----- THE DATA
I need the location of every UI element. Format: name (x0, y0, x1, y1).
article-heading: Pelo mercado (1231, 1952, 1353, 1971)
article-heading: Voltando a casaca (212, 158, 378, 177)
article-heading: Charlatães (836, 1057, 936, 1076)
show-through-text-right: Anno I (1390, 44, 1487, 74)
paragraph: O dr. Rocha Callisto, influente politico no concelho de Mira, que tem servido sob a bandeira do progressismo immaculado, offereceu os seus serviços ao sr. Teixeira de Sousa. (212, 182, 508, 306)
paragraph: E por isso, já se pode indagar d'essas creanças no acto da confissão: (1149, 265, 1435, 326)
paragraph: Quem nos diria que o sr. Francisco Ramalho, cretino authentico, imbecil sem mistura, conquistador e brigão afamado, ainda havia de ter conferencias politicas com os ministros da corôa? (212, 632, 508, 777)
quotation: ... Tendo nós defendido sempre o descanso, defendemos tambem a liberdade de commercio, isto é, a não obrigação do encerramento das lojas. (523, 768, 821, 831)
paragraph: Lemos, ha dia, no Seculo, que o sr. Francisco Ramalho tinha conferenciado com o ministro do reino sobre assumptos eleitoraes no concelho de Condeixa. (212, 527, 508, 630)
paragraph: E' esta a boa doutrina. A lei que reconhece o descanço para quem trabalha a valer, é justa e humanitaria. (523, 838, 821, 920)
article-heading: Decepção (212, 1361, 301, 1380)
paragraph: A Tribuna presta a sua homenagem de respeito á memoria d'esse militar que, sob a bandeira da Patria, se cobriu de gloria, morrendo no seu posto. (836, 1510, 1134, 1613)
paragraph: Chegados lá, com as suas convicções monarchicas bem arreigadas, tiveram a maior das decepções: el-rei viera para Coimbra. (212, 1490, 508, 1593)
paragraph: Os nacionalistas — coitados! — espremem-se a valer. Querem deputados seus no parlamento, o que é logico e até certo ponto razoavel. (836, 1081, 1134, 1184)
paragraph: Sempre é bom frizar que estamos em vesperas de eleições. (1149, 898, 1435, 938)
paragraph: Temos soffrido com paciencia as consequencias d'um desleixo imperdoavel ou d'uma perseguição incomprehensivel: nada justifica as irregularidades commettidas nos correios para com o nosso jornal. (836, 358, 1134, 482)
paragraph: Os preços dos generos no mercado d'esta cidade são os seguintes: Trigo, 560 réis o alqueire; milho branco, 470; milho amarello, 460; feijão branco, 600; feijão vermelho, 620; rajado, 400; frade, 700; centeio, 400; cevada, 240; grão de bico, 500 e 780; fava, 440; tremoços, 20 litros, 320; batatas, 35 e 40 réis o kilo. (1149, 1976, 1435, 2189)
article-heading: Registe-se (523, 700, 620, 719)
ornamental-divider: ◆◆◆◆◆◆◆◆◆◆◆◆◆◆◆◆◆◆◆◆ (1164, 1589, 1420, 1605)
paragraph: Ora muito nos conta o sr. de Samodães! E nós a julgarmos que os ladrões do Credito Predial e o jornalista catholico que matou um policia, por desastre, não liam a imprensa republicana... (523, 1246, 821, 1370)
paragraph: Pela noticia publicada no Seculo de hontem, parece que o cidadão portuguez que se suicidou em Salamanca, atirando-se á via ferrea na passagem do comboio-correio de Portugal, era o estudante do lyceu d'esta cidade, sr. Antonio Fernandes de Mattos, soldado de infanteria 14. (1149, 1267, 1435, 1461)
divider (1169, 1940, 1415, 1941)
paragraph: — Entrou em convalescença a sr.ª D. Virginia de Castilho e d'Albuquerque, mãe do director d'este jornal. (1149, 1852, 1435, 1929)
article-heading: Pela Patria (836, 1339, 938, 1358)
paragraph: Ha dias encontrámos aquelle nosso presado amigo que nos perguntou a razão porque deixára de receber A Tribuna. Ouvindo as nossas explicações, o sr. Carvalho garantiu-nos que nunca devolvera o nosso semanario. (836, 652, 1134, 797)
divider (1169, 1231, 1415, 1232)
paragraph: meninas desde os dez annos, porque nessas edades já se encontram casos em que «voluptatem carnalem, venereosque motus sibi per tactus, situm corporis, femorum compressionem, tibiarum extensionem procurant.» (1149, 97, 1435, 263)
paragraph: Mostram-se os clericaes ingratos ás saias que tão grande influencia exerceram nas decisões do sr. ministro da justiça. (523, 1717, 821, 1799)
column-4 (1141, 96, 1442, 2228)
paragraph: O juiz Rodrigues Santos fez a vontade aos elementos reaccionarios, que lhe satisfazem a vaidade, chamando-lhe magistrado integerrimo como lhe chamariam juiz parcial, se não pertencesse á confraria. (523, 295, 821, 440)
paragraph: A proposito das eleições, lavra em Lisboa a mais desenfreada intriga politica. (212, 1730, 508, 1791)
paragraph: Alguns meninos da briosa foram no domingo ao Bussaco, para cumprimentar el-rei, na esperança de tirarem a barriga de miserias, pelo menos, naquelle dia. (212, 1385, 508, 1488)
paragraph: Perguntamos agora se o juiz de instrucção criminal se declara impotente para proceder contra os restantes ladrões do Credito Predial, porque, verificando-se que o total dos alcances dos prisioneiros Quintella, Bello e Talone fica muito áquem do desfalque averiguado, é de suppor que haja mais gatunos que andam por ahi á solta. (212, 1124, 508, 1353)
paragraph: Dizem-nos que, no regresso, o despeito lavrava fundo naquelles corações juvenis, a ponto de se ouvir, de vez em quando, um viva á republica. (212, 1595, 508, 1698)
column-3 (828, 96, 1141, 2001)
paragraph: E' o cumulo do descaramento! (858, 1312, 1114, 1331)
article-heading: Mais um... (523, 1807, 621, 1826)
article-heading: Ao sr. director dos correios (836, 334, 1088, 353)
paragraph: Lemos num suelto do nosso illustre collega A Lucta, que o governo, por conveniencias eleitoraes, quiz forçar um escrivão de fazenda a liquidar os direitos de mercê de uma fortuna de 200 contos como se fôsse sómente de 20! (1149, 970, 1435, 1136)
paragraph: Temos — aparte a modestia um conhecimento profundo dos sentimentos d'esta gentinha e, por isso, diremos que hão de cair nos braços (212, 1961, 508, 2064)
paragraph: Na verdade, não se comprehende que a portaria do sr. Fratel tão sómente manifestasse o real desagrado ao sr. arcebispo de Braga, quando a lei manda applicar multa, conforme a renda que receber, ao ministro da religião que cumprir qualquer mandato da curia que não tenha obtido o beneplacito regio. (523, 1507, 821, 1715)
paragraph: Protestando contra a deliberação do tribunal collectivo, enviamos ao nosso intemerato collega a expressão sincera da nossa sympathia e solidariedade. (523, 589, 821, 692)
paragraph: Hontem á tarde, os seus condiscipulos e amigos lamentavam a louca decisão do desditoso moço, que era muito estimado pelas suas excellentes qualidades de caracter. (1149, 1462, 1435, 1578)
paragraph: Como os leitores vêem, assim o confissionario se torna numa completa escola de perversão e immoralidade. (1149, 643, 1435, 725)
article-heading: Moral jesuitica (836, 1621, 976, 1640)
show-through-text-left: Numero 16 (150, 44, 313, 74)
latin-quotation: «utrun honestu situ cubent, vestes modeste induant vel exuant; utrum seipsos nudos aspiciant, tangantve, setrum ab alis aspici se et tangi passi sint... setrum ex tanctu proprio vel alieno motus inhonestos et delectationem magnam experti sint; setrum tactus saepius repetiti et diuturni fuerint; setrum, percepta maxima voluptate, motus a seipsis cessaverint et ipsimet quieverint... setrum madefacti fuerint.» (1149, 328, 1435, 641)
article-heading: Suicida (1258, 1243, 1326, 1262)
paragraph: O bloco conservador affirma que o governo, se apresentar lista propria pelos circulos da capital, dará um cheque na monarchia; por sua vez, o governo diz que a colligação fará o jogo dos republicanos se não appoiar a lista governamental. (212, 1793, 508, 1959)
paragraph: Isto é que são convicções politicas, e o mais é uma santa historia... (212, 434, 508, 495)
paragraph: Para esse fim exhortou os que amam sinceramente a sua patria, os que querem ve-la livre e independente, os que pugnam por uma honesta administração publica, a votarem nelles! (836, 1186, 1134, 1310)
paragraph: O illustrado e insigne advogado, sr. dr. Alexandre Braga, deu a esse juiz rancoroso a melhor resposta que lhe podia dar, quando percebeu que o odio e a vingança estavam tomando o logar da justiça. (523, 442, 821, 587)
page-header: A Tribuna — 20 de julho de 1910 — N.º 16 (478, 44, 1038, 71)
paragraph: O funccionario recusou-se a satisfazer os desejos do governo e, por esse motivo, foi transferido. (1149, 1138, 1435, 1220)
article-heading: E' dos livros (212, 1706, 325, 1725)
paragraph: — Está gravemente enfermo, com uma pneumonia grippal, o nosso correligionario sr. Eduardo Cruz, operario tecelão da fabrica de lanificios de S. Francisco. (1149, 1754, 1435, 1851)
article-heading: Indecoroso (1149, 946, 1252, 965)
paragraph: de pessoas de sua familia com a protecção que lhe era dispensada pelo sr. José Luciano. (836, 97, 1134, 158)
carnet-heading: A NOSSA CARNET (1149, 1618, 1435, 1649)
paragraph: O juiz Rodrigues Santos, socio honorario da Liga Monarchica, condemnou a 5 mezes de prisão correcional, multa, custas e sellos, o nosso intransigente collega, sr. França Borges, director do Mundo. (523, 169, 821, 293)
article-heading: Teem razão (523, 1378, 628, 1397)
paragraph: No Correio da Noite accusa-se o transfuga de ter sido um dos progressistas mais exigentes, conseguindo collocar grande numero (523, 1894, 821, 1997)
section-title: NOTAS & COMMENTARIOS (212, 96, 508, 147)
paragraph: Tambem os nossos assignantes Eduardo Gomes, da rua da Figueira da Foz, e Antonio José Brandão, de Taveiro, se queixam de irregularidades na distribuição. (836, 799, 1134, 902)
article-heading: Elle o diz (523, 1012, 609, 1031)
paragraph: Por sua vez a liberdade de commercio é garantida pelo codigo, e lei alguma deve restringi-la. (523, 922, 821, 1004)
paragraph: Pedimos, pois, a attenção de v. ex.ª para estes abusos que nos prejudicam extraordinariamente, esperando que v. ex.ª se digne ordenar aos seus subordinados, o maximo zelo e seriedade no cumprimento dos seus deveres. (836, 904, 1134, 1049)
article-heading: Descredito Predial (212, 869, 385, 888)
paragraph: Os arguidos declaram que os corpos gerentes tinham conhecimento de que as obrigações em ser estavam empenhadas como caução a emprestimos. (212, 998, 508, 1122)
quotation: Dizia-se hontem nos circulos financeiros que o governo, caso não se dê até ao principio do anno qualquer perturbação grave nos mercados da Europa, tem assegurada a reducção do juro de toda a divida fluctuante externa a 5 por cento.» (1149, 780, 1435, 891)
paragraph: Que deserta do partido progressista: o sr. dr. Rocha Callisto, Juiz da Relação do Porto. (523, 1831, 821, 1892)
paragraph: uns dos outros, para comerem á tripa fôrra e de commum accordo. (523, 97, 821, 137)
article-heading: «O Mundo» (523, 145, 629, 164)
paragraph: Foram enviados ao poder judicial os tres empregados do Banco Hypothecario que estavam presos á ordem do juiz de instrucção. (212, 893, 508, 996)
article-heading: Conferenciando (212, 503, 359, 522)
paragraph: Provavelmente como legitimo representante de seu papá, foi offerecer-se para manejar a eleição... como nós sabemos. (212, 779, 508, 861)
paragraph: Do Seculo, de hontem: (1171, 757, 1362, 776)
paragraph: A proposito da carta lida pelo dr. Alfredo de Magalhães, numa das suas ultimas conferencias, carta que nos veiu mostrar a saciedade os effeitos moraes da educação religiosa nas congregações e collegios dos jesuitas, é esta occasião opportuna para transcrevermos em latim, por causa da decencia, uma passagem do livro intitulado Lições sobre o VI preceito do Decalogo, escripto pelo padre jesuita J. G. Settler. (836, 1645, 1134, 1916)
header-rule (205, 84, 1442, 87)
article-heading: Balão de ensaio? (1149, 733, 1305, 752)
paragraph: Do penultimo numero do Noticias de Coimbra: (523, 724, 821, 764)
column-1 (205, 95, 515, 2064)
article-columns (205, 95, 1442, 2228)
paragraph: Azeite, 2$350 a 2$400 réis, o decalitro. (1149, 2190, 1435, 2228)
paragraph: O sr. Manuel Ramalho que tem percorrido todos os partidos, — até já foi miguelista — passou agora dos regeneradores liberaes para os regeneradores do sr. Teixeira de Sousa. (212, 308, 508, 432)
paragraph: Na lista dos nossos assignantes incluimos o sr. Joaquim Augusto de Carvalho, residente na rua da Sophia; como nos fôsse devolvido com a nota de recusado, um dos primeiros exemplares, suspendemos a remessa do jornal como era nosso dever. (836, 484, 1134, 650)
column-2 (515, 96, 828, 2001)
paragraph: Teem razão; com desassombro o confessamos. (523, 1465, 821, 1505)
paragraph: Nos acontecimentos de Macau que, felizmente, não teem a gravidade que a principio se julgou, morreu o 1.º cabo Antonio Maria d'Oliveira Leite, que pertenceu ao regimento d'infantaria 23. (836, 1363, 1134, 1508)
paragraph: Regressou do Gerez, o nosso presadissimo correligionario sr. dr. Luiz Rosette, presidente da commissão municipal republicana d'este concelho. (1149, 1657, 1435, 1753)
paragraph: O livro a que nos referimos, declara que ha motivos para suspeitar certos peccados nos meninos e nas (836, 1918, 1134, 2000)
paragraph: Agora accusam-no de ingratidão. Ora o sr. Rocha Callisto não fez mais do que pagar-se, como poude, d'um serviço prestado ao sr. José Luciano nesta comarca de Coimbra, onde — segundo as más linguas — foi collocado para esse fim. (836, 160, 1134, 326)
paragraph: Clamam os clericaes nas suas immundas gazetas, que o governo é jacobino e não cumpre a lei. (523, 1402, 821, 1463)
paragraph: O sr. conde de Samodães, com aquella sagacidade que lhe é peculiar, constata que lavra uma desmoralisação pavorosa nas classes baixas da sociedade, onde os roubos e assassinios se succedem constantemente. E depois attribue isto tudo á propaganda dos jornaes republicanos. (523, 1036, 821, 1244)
----------
### STATED GOAL
Find each line in the material above that contains the word "qualquer", and copy those lines out in full.

### CORRECT RESULT
paragraph: Na verdade, não se comprehende que a portaria do sr. Fratel tão sómente manifestasse o real desagrado ao sr. arcebispo de Braga, quando a lei manda applicar multa, conforme a renda que receber, ao ministro da religião que cumprir qualquer mandato da curia que não tenha obtido o beneplacito regio. (523, 1507, 821, 1715)
quotation: Dizia-se hontem nos circulos financeiros que o governo, caso não se dê até ao principio do anno qualquer perturbação grave nos mercados da Europa, tem assegurada a reducção do juro de toda a divida fluctuante externa a 5 por cento.» (1149, 780, 1435, 891)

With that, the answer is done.